Extract the listing in its entirety, keeping each line identical to the original.

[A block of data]
▬▬▬▬▬▬

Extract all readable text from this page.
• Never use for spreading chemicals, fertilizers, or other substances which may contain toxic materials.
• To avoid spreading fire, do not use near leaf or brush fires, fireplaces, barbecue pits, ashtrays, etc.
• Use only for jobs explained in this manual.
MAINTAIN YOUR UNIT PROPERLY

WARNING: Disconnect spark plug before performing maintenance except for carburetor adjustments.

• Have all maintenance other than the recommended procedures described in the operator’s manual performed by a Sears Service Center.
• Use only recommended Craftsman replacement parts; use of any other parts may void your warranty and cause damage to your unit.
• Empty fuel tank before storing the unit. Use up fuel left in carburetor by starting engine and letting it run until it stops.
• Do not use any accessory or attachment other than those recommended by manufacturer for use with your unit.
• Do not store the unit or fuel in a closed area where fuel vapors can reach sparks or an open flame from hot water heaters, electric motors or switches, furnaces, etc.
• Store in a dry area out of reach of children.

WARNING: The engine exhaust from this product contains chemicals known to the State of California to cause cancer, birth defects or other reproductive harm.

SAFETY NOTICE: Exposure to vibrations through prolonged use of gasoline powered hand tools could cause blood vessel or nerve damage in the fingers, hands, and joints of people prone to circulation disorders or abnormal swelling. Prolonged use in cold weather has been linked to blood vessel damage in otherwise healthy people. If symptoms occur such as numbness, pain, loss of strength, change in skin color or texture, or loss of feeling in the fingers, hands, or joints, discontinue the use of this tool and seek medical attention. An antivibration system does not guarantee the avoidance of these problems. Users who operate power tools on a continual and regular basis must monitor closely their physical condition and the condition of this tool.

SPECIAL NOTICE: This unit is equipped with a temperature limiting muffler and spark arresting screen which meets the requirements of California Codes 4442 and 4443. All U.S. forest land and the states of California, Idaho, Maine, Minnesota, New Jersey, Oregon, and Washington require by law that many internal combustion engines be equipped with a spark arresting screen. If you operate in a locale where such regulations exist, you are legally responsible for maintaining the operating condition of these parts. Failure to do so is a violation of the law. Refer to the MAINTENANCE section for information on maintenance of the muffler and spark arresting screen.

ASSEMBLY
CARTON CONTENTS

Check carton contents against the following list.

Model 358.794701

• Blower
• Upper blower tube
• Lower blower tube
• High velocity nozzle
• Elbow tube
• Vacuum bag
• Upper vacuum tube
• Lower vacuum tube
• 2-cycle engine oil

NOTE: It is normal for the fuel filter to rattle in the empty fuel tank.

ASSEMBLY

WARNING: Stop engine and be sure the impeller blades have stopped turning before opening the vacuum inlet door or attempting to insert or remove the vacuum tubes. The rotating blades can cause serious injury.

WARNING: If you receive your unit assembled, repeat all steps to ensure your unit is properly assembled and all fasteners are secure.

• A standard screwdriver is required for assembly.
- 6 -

▬▬▬▬▬▬

[REPLY TO THE TASK]
Extract all readable text from this page.
• Never use for spreading chemicals, fertilizers, or other substances which may contain toxic materials.
• To avoid spreading fire, do not use near leaf or brush fires, fireplaces, barbecue pits, ashtrays, etc.
• Use only for jobs explained in this manual.
MAINTAIN YOUR UNIT PROPERLY

WARNING: Disconnect spark plug before performing maintenance except for carburetor adjustments.

• Have all maintenance other than the recommended procedures described in the operator’s manual performed by a Sears Service Center.
• Use only recommended Craftsman replacement parts; use of any other parts may void your warranty and cause damage to your unit.
• Empty fuel tank before storing the unit. Use up fuel left in carburetor by starting engine and letting it run until it stops.
• Do not use any accessory or attachment other than those recommended by manufacturer for use with your unit.
• Do not store the unit or fuel in a closed area where fuel vapors can reach sparks or an open flame from hot water heaters, electric motors or switches, furnaces, etc.
• Store in a dry area out of reach of children.

WARNING: The engine exhaust from this product contains chemicals known to the State of California to cause cancer, birth defects or other reproductive harm.

SAFETY NOTICE: Exposure to vibrations through prolonged use of gasoline powered hand tools could cause blood vessel or nerve damage in the fingers, hands, and joints of people prone to circulation disorders or abnormal swelling. Prolonged use in cold weather has been linked to blood vessel damage in otherwise healthy people. If symptoms occur such as numbness, pain, loss of strength, change in skin color or texture, or loss of feeling in the fingers, hands, or joints, discontinue the use of this tool and seek medical attention. An antivibration system does not guarantee the avoidance of these problems. Users who operate power tools on a continual and regular basis must monitor closely their physical condition and the condition of this tool.

SPECIAL NOTICE: This unit is equipped with a temperature limiting muffler and spark arresting screen which meets the requirements of California Codes 4442 and 4443. All U.S. forest land and the states of California, Idaho, Maine, Minnesota, New Jersey, Oregon, and Washington require by law that many internal combustion engines be equipped with a spark arresting screen. If you operate in a locale where such regulations exist, you are legally responsible for maintaining the operating condition of these parts. Failure to do so is a violation of the law. Refer to the MAINTENANCE section for information on maintenance of the muffler and spark arresting screen.

ASSEMBLY
CARTON CONTENTS

Check carton contents against the following list.

Model 358.794701

• Blower
• Upper blower tube
• Lower blower tube
• High velocity nozzle
• Elbow tube
• Vacuum bag
• Upper vacuum tube
• Lower vacuum tube
• 2-cycle engine oil

NOTE: It is normal for the fuel filter to rattle in the empty fuel tank.

ASSEMBLY

WARNING: Stop engine and be sure the impeller blades have stopped turning before opening the vacuum inlet door or attempting to insert or remove the vacuum tubes. The rotating blades can cause serious injury.

WARNING: If you receive your unit assembled, repeat all steps to ensure your unit is properly assembled and all fasteners are secure.

• A standard screwdriver is required for assembly.
- 6 -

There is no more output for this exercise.